— START Task input —

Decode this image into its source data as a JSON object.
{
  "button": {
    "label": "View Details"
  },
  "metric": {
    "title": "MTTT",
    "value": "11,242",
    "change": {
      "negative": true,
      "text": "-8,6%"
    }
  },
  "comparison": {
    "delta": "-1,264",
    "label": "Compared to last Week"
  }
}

— END Task input —

Directions: Generate an exact reproduction of all entries.

Complete response:
Decode this image into its source data as a JSON object.
{
  "button": {
    "label": "View Details"
  },
  "metric": {
    "title": "MTTT",
    "value": "11,242",
    "change": {
      "negative": true,
      "text": "-8,6%"
    }
  },
  "comparison": {
    "delta": "-1,264",
    "label": "Compared to last Week"
  }
}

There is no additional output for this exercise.